**Objective:** Copy every line, leaving nothing out and adding nothing.

**Stored data:**
--------------------
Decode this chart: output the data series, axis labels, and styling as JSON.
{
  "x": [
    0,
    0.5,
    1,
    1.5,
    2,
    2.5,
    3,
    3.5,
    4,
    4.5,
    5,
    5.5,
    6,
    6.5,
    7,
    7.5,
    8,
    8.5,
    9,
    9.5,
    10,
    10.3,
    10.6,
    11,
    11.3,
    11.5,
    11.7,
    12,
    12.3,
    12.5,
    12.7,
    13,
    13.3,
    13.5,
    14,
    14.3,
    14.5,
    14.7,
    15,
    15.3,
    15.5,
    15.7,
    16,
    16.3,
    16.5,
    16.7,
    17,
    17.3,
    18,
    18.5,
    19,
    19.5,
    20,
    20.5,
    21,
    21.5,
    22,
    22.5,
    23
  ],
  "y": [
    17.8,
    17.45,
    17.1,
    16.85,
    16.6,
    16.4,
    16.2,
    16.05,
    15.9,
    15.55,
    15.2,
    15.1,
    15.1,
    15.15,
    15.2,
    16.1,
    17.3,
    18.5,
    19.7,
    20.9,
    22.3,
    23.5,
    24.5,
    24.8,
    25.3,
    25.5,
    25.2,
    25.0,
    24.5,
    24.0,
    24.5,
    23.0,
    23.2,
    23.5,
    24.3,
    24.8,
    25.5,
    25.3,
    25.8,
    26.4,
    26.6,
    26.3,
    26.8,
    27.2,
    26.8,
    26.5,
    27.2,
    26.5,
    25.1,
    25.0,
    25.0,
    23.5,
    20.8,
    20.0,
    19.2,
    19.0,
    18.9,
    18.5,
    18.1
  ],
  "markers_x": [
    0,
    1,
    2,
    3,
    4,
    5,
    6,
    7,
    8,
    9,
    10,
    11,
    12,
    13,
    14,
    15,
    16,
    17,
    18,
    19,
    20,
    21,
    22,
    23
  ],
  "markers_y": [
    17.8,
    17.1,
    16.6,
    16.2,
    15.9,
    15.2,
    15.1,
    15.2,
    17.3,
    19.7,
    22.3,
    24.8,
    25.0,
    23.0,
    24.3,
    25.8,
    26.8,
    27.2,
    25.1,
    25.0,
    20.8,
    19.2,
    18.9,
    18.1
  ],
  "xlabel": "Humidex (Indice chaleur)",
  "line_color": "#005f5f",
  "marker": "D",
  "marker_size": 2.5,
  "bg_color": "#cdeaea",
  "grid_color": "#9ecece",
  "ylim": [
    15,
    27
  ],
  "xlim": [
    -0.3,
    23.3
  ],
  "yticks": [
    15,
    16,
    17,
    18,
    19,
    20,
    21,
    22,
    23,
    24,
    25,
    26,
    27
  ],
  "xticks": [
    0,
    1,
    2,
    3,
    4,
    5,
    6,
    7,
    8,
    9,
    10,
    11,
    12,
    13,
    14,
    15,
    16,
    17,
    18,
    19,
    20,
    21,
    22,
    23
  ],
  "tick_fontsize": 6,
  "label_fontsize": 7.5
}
--------------------
**Result of the task:**
Decode this chart: output the data series, axis labels, and styling as JSON.
{
  "x": [
    0,
    0.5,
    1,
    1.5,
    2,
    2.5,
    3,
    3.5,
    4,
    4.5,
    5,
    5.5,
    6,
    6.5,
    7,
    7.5,
    8,
    8.5,
    9,
    9.5,
    10,
    10.3,
    10.6,
    11,
    11.3,
    11.5,
    11.7,
    12,
    12.3,
    12.5,
    12.7,
    13,
    13.3,
    13.5,
    14,
    14.3,
    14.5,
    14.7,
    15,
    15.3,
    15.5,
    15.7,
    16,
    16.3,
    16.5,
    16.7,
    17,
    17.3,
    18,
    18.5,
    19,
    19.5,
    20,
    20.5,
    21,
    21.5,
    22,
    22.5,
    23
  ],
  "y": [
    17.8,
    17.45,
    17.1,
    16.85,
    16.6,
    16.4,
    16.2,
    16.05,
    15.9,
    15.55,
    15.2,
    15.1,
    15.1,
    15.15,
    15.2,
    16.1,
    17.3,
    18.5,
    19.7,
    20.9,
    22.3,
    23.5,
    24.5,
    24.8,
    25.3,
    25.5,
    25.2,
    25.0,
    24.5,
    24.0,
    24.5,
    23.0,
    23.2,
    23.5,
    24.3,
    24.8,
    25.5,
    25.3,
    25.8,
    26.4,
    26.6,
    26.3,
    26.8,
    27.2,
    26.8,
    26.5,
    27.2,
    26.5,
    25.1,
    25.0,
    25.0,
    23.5,
    20.8,
    20.0,
    19.2,
    19.0,
    18.9,
    18.5,
    18.1
  ],
  "markers_x": [
    0,
    1,
    2,
    3,
    4,
    5,
    6,
    7,
    8,
    9,
    10,
    11,
    12,
    13,
    14,
    15,
    16,
    17,
    18,
    19,
    20,
    21,
    22,
    23
  ],
  "markers_y": [
    17.8,
    17.1,
    16.6,
    16.2,
    15.9,
    15.2,
    15.1,
    15.2,
    17.3,
    19.7,
    22.3,
    24.8,
    25.0,
    23.0,
    24.3,
    25.8,
    26.8,
    27.2,
    25.1,
    25.0,
    20.8,
    19.2,
    18.9,
    18.1
  ],
  "xlabel": "Humidex (Indice chaleur)",
  "line_color": "#005f5f",
  "marker": "D",
  "marker_size": 2.5,
  "bg_color": "#cdeaea",
  "grid_color": "#9ecece",
  "ylim": [
    15,
    27
  ],
  "xlim": [
    -0.3,
    23.3
  ],
  "yticks": [
    15,
    16,
    17,
    18,
    19,
    20,
    21,
    22,
    23,
    24,
    25,
    26,
    27
  ],
  "xticks": [
    0,
    1,
    2,
    3,
    4,
    5,
    6,
    7,
    8,
    9,
    10,
    11,
    12,
    13,
    14,
    15,
    16,
    17,
    18,
    19,
    20,
    21,
    22,
    23
  ],
  "tick_fontsize": 6,
  "label_fontsize": 7.5
}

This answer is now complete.